_Provided material_.
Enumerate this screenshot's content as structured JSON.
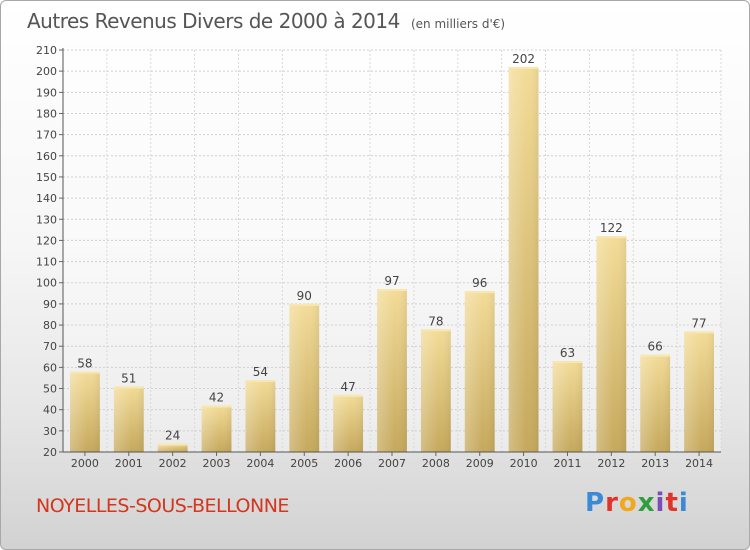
{
  "chart_data": {
    "type": "bar",
    "title": "Autres Revenus Divers de 2000 à 2014",
    "subtitle": "(en milliers d'€)",
    "categories": [
      "2000",
      "2001",
      "2002",
      "2003",
      "2004",
      "2005",
      "2006",
      "2007",
      "2008",
      "2009",
      "2010",
      "2011",
      "2012",
      "2013",
      "2014"
    ],
    "values": [
      58,
      51,
      24,
      42,
      54,
      90,
      47,
      97,
      78,
      96,
      202,
      63,
      122,
      66,
      77
    ],
    "ylim": [
      20,
      210
    ],
    "yticks": [
      20,
      30,
      40,
      50,
      60,
      70,
      80,
      90,
      100,
      110,
      120,
      130,
      140,
      150,
      160,
      170,
      180,
      190,
      200,
      210
    ],
    "grid": true,
    "bar_color": "#e8cf7e"
  },
  "footer": {
    "commune": "NOYELLES-SOUS-BELLONNE",
    "brand": "Proxiti",
    "brand_colors": [
      "#3a8ad6",
      "#e0342a",
      "#f2a81d",
      "#2f9e3c",
      "#7a4fb5",
      "#e0342a",
      "#3a8ad6"
    ]
  }
}
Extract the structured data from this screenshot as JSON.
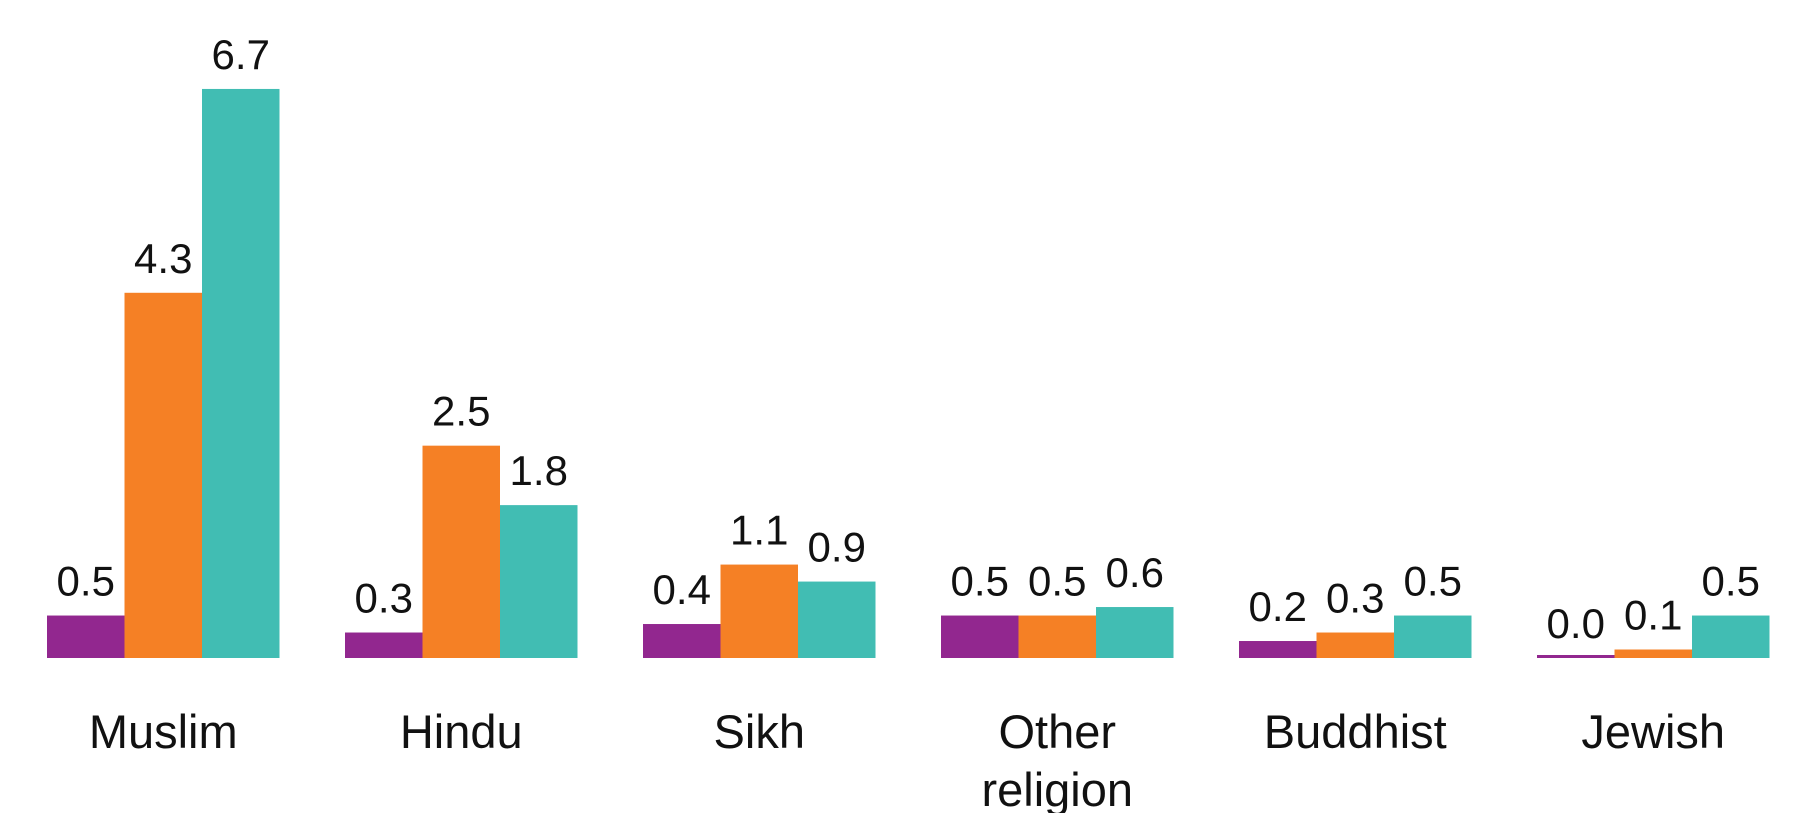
{
  "chart_data": {
    "type": "bar",
    "categories": [
      "Muslim",
      "Hindu",
      "Sikh",
      "Other religion",
      "Buddhist",
      "Jewish"
    ],
    "series": [
      {
        "color": "#92278f",
        "values": [
          0.5,
          0.3,
          0.4,
          0.5,
          0.2,
          0.0
        ],
        "value_labels": [
          "0.5",
          "0.3",
          "0.4",
          "0.5",
          "0.2",
          "0.0"
        ]
      },
      {
        "color": "#f58025",
        "values": [
          4.3,
          2.5,
          1.1,
          0.5,
          0.3,
          0.1
        ],
        "value_labels": [
          "4.3",
          "2.5",
          "1.1",
          "0.5",
          "0.3",
          "0.1"
        ]
      },
      {
        "color": "#41bdb3",
        "values": [
          6.7,
          1.8,
          0.9,
          0.6,
          0.5,
          0.5
        ],
        "value_labels": [
          "6.7",
          "1.8",
          "0.9",
          "0.6",
          "0.5",
          "0.5"
        ]
      }
    ],
    "ylim": [
      0,
      7.5
    ]
  }
}
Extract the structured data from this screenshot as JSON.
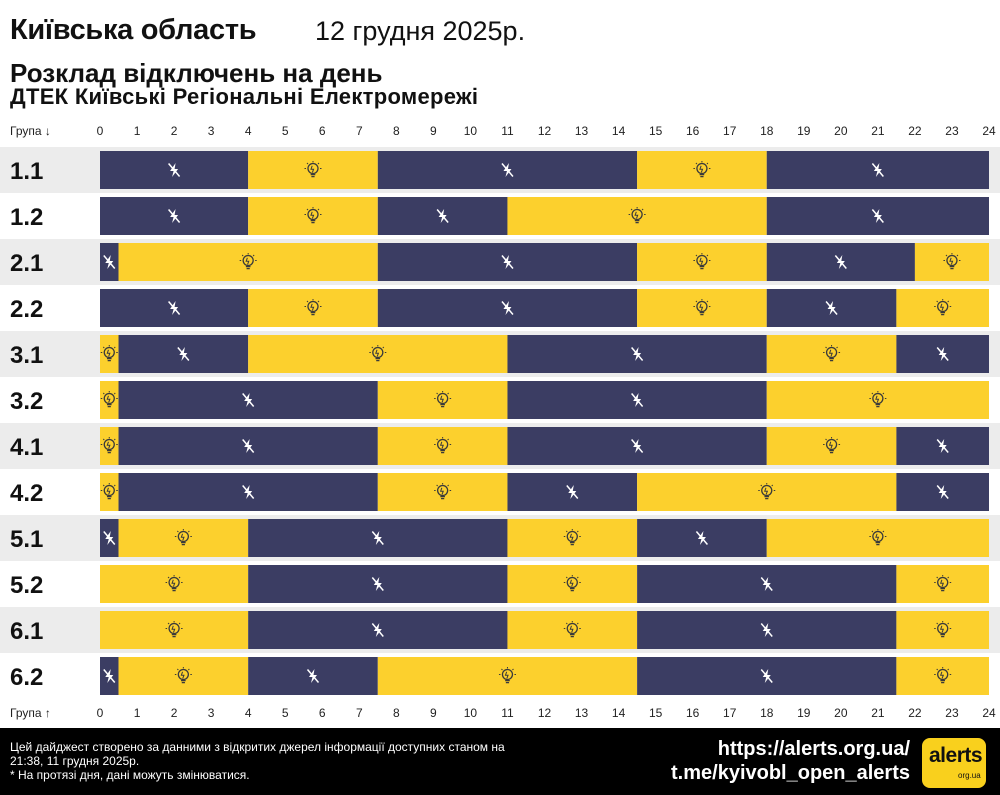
{
  "header": {
    "region": "Київська область",
    "date": "12 грудня 2025р.",
    "subtitle": "Розклад відключень на день",
    "company": "ДТЕК Київські Регіональні Електромережі"
  },
  "colors": {
    "off": "#3b3d63",
    "on": "#fcd02d",
    "row_odd": "#ececec",
    "row_even": "#ffffff"
  },
  "icons": {
    "off": "lightning-off-icon",
    "on": "lightbulb-icon"
  },
  "chart_data": {
    "type": "table",
    "x_range": [
      0,
      24
    ],
    "x_ticks": [
      "0",
      "1",
      "2",
      "3",
      "4",
      "5",
      "6",
      "7",
      "8",
      "9",
      "10",
      "11",
      "12",
      "13",
      "14",
      "15",
      "16",
      "17",
      "18",
      "19",
      "20",
      "21",
      "22",
      "23",
      "24"
    ],
    "top_header": "Група ↓",
    "bottom_header": "Група ↑",
    "groups": [
      {
        "name": "1.1",
        "segments": [
          [
            0,
            4,
            "off"
          ],
          [
            4,
            7.5,
            "on"
          ],
          [
            7.5,
            14.5,
            "off"
          ],
          [
            14.5,
            18,
            "on"
          ],
          [
            18,
            24,
            "off"
          ]
        ]
      },
      {
        "name": "1.2",
        "segments": [
          [
            0,
            4,
            "off"
          ],
          [
            4,
            7.5,
            "on"
          ],
          [
            7.5,
            11,
            "off"
          ],
          [
            11,
            18,
            "on"
          ],
          [
            18,
            24,
            "off"
          ]
        ]
      },
      {
        "name": "2.1",
        "segments": [
          [
            0,
            0.5,
            "off"
          ],
          [
            0.5,
            7.5,
            "on"
          ],
          [
            7.5,
            14.5,
            "off"
          ],
          [
            14.5,
            18,
            "on"
          ],
          [
            18,
            22,
            "off"
          ],
          [
            22,
            24,
            "on"
          ]
        ]
      },
      {
        "name": "2.2",
        "segments": [
          [
            0,
            4,
            "off"
          ],
          [
            4,
            7.5,
            "on"
          ],
          [
            7.5,
            14.5,
            "off"
          ],
          [
            14.5,
            18,
            "on"
          ],
          [
            18,
            21.5,
            "off"
          ],
          [
            21.5,
            24,
            "on"
          ]
        ]
      },
      {
        "name": "3.1",
        "segments": [
          [
            0,
            0.5,
            "on"
          ],
          [
            0.5,
            4,
            "off"
          ],
          [
            4,
            11,
            "on"
          ],
          [
            11,
            18,
            "off"
          ],
          [
            18,
            21.5,
            "on"
          ],
          [
            21.5,
            24,
            "off"
          ]
        ]
      },
      {
        "name": "3.2",
        "segments": [
          [
            0,
            0.5,
            "on"
          ],
          [
            0.5,
            7.5,
            "off"
          ],
          [
            7.5,
            11,
            "on"
          ],
          [
            11,
            18,
            "off"
          ],
          [
            18,
            24,
            "on"
          ]
        ]
      },
      {
        "name": "4.1",
        "segments": [
          [
            0,
            0.5,
            "on"
          ],
          [
            0.5,
            7.5,
            "off"
          ],
          [
            7.5,
            11,
            "on"
          ],
          [
            11,
            18,
            "off"
          ],
          [
            18,
            21.5,
            "on"
          ],
          [
            21.5,
            24,
            "off"
          ]
        ]
      },
      {
        "name": "4.2",
        "segments": [
          [
            0,
            0.5,
            "on"
          ],
          [
            0.5,
            7.5,
            "off"
          ],
          [
            7.5,
            11,
            "on"
          ],
          [
            11,
            14.5,
            "off"
          ],
          [
            14.5,
            21.5,
            "on"
          ],
          [
            21.5,
            24,
            "off"
          ]
        ]
      },
      {
        "name": "5.1",
        "segments": [
          [
            0,
            0.5,
            "off"
          ],
          [
            0.5,
            4,
            "on"
          ],
          [
            4,
            11,
            "off"
          ],
          [
            11,
            14.5,
            "on"
          ],
          [
            14.5,
            18,
            "off"
          ],
          [
            18,
            24,
            "on"
          ]
        ]
      },
      {
        "name": "5.2",
        "segments": [
          [
            0,
            4,
            "on"
          ],
          [
            4,
            11,
            "off"
          ],
          [
            11,
            14.5,
            "on"
          ],
          [
            14.5,
            21.5,
            "off"
          ],
          [
            21.5,
            24,
            "on"
          ]
        ]
      },
      {
        "name": "6.1",
        "segments": [
          [
            0,
            4,
            "on"
          ],
          [
            4,
            11,
            "off"
          ],
          [
            11,
            14.5,
            "on"
          ],
          [
            14.5,
            21.5,
            "off"
          ],
          [
            21.5,
            24,
            "on"
          ]
        ]
      },
      {
        "name": "6.2",
        "segments": [
          [
            0,
            0.5,
            "off"
          ],
          [
            0.5,
            4,
            "on"
          ],
          [
            4,
            7.5,
            "off"
          ],
          [
            7.5,
            14.5,
            "on"
          ],
          [
            14.5,
            21.5,
            "off"
          ],
          [
            21.5,
            24,
            "on"
          ]
        ]
      }
    ]
  },
  "footer": {
    "note_line1": "Цей дайджест створено за данними з відкритих джерел інформації доступних станом на 21:38, 11 грудня 2025р.",
    "note_line2": "* На протязі дня, дані можуть змінюватися.",
    "site_link": "https://alerts.org.ua/",
    "telegram_link": "t.me/kyivobl_open_alerts",
    "logo_word": "alerts",
    "logo_sub": "org.ua"
  }
}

_What is asked_.
Please write out all the data again word for word, but not the pictures.

_Written answer_.
Enumerate this screenshot's content as structured JSON.
{
  "chart_data": {
    "type": "bar",
    "title": "Autres Revenus Divers de 2000 à 2014",
    "subtitle": "(en milliers d'€)",
    "categories": [
      "2000",
      "2001",
      "2002",
      "2003",
      "2004",
      "2005",
      "2006",
      "2007",
      "2008",
      "2009",
      "2010",
      "2011",
      "2012",
      "2013",
      "2014"
    ],
    "values": [
      58,
      51,
      24,
      42,
      54,
      90,
      47,
      97,
      78,
      96,
      202,
      63,
      122,
      66,
      77
    ],
    "ylim": [
      20,
      210
    ],
    "yticks": [
      20,
      30,
      40,
      50,
      60,
      70,
      80,
      90,
      100,
      110,
      120,
      130,
      140,
      150,
      160,
      170,
      180,
      190,
      200,
      210
    ],
    "grid": true,
    "bar_color": "#e8cf7e"
  },
  "footer": {
    "commune": "NOYELLES-SOUS-BELLONNE",
    "brand": "Proxiti",
    "brand_colors": [
      "#3a8ad6",
      "#e0342a",
      "#f2a81d",
      "#2f9e3c",
      "#7a4fb5",
      "#e0342a",
      "#3a8ad6"
    ]
  }
}
Extract the structured data from this screenshot as JSON.
{
  "chart_data": {
    "type": "bar",
    "categories": [
      "Muslim",
      "Hindu",
      "Sikh",
      "Other religion",
      "Buddhist",
      "Jewish"
    ],
    "series": [
      {
        "color": "#92278f",
        "values": [
          0.5,
          0.3,
          0.4,
          0.5,
          0.2,
          0.0
        ],
        "value_labels": [
          "0.5",
          "0.3",
          "0.4",
          "0.5",
          "0.2",
          "0.0"
        ]
      },
      {
        "color": "#f58025",
        "values": [
          4.3,
          2.5,
          1.1,
          0.5,
          0.3,
          0.1
        ],
        "value_labels": [
          "4.3",
          "2.5",
          "1.1",
          "0.5",
          "0.3",
          "0.1"
        ]
      },
      {
        "color": "#41bdb3",
        "values": [
          6.7,
          1.8,
          0.9,
          0.6,
          0.5,
          0.5
        ],
        "value_labels": [
          "6.7",
          "1.8",
          "0.9",
          "0.6",
          "0.5",
          "0.5"
        ]
      }
    ],
    "ylim": [
      0,
      7.5
    ]
  }
}
Extract the structured data from this screenshot as JSON.
{
  "header": {
    "region": "Київська область",
    "date": "12 грудня 2025р.",
    "subtitle": "Розклад відключень на день",
    "company": "ДТЕК Київські Регіональні Електромережі"
  },
  "colors": {
    "off": "#3b3d63",
    "on": "#fcd02d",
    "row_odd": "#ececec",
    "row_even": "#ffffff"
  },
  "icons": {
    "off": "lightning-off-icon",
    "on": "lightbulb-icon"
  },
  "chart_data": {
    "type": "table",
    "x_range": [
      0,
      24
    ],
    "x_ticks": [
      "0",
      "1",
      "2",
      "3",
      "4",
      "5",
      "6",
      "7",
      "8",
      "9",
      "10",
      "11",
      "12",
      "13",
      "14",
      "15",
      "16",
      "17",
      "18",
      "19",
      "20",
      "21",
      "22",
      "23",
      "24"
    ],
    "top_header": "Група ↓",
    "bottom_header": "Група ↑",
    "groups": [
      {
        "name": "1.1",
        "segments": [
          [
            0,
            4,
            "off"
          ],
          [
            4,
            7.5,
            "on"
          ],
          [
            7.5,
            14.5,
            "off"
          ],
          [
            14.5,
            18,
            "on"
          ],
          [
            18,
            24,
            "off"
          ]
        ]
      },
      {
        "name": "1.2",
        "segments": [
          [
            0,
            4,
            "off"
          ],
          [
            4,
            7.5,
            "on"
          ],
          [
            7.5,
            11,
            "off"
          ],
          [
            11,
            18,
            "on"
          ],
          [
            18,
            24,
            "off"
          ]
        ]
      },
      {
        "name": "2.1",
        "segments": [
          [
            0,
            0.5,
            "off"
          ],
          [
            0.5,
            7.5,
            "on"
          ],
          [
            7.5,
            14.5,
            "off"
          ],
          [
            14.5,
            18,
            "on"
          ],
          [
            18,
            22,
            "off"
          ],
          [
            22,
            24,
            "on"
          ]
        ]
      },
      {
        "name": "2.2",
        "segments": [
          [
            0,
            4,
            "off"
          ],
          [
            4,
            7.5,
            "on"
          ],
          [
            7.5,
            14.5,
            "off"
          ],
          [
            14.5,
            18,
            "on"
          ],
          [
            18,
            21.5,
            "off"
          ],
          [
            21.5,
            24,
            "on"
          ]
        ]
      },
      {
        "name": "3.1",
        "segments": [
          [
            0,
            0.5,
            "on"
          ],
          [
            0.5,
            4,
            "off"
          ],
          [
            4,
            11,
            "on"
          ],
          [
            11,
            18,
            "off"
          ],
          [
            18,
            21.5,
            "on"
          ],
          [
            21.5,
            24,
            "off"
          ]
        ]
      },
      {
        "name": "3.2",
        "segments": [
          [
            0,
            0.5,
            "on"
          ],
          [
            0.5,
            7.5,
            "off"
          ],
          [
            7.5,
            11,
            "on"
          ],
          [
            11,
            18,
            "off"
          ],
          [
            18,
            24,
            "on"
          ]
        ]
      },
      {
        "name": "4.1",
        "segments": [
          [
            0,
            0.5,
            "on"
          ],
          [
            0.5,
            7.5,
            "off"
          ],
          [
            7.5,
            11,
            "on"
          ],
          [
            11,
            18,
            "off"
          ],
          [
            18,
            21.5,
            "on"
          ],
          [
            21.5,
            24,
            "off"
          ]
        ]
      },
      {
        "name": "4.2",
        "segments": [
          [
            0,
            0.5,
            "on"
          ],
          [
            0.5,
            7.5,
            "off"
          ],
          [
            7.5,
            11,
            "on"
          ],
          [
            11,
            14.5,
            "off"
          ],
          [
            14.5,
            21.5,
            "on"
          ],
          [
            21.5,
            24,
            "off"
          ]
        ]
      },
      {
        "name": "5.1",
        "segments": [
          [
            0,
            0.5,
            "off"
          ],
          [
            0.5,
            4,
            "on"
          ],
          [
            4,
            11,
            "off"
          ],
          [
            11,
            14.5,
            "on"
          ],
          [
            14.5,
            18,
            "off"
          ],
          [
            18,
            24,
            "on"
          ]
        ]
      },
      {
        "name": "5.2",
        "segments": [
          [
            0,
            4,
            "on"
          ],
          [
            4,
            11,
            "off"
          ],
          [
            11,
            14.5,
            "on"
          ],
          [
            14.5,
            21.5,
            "off"
          ],
          [
            21.5,
            24,
            "on"
          ]
        ]
      },
      {
        "name": "6.1",
        "segments": [
          [
            0,
            4,
            "on"
          ],
          [
            4,
            11,
            "off"
          ],
          [
            11,
            14.5,
            "on"
          ],
          [
            14.5,
            21.5,
            "off"
          ],
          [
            21.5,
            24,
            "on"
          ]
        ]
      },
      {
        "name": "6.2",
        "segments": [
          [
            0,
            0.5,
            "off"
          ],
          [
            0.5,
            4,
            "on"
          ],
          [
            4,
            7.5,
            "off"
          ],
          [
            7.5,
            14.5,
            "on"
          ],
          [
            14.5,
            21.5,
            "off"
          ],
          [
            21.5,
            24,
            "on"
          ]
        ]
      }
    ]
  },
  "footer": {
    "note_line1": "Цей дайджест створено за данними з відкритих джерел інформації доступних станом на 21:38, 11 грудня 2025р.",
    "note_line2": "* На протязі дня, дані можуть змінюватися.",
    "site_link": "https://alerts.org.ua/",
    "telegram_link": "t.me/kyivobl_open_alerts",
    "logo_word": "alerts",
    "logo_sub": "org.ua"
  }
}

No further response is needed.